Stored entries
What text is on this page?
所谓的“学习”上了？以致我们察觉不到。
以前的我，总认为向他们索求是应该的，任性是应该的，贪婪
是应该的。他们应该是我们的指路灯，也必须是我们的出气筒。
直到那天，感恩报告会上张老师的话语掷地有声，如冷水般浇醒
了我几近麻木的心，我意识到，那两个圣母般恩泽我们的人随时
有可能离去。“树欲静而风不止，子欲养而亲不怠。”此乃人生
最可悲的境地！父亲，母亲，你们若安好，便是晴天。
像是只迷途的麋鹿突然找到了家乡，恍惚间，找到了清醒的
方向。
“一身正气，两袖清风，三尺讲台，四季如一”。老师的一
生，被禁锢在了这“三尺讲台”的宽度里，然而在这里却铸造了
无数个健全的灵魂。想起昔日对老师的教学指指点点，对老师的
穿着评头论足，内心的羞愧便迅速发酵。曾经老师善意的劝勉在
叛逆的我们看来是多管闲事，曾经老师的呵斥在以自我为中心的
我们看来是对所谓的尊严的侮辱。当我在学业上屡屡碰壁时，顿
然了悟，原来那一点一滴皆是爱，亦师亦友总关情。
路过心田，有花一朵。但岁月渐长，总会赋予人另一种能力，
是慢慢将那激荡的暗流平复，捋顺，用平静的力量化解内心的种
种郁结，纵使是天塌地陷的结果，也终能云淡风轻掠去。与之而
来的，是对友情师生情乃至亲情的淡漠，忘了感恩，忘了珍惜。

WHAT IS EXPECTED ▸ Reproduce the complete set of lines precisely as supplied.

COMPLETE RESPONSE ▸
What text is on this page?
所谓的“学习”上了？以致我们察觉不到。
以前的我，总认为向他们索求是应该的，任性是应该的，贪婪
是应该的。他们应该是我们的指路灯，也必须是我们的出气筒。
直到那天，感恩报告会上张老师的话语掷地有声，如冷水般浇醒
了我几近麻木的心，我意识到，那两个圣母般恩泽我们的人随时
有可能离去。“树欲静而风不止，子欲养而亲不怠。”此乃人生
最可悲的境地！父亲，母亲，你们若安好，便是晴天。
像是只迷途的麋鹿突然找到了家乡，恍惚间，找到了清醒的
方向。
“一身正气，两袖清风，三尺讲台，四季如一”。老师的一
生，被禁锢在了这“三尺讲台”的宽度里，然而在这里却铸造了
无数个健全的灵魂。想起昔日对老师的教学指指点点，对老师的
穿着评头论足，内心的羞愧便迅速发酵。曾经老师善意的劝勉在
叛逆的我们看来是多管闲事，曾经老师的呵斥在以自我为中心的
我们看来是对所谓的尊严的侮辱。当我在学业上屡屡碰壁时，顿
然了悟，原来那一点一滴皆是爱，亦师亦友总关情。
路过心田，有花一朵。但岁月渐长，总会赋予人另一种能力，
是慢慢将那激荡的暗流平复，捋顺，用平静的力量化解内心的种
种郁结，纵使是天塌地陷的结果，也终能云淡风轻掠去。与之而
来的，是对友情师生情乃至亲情的淡漠，忘了感恩，忘了珍惜。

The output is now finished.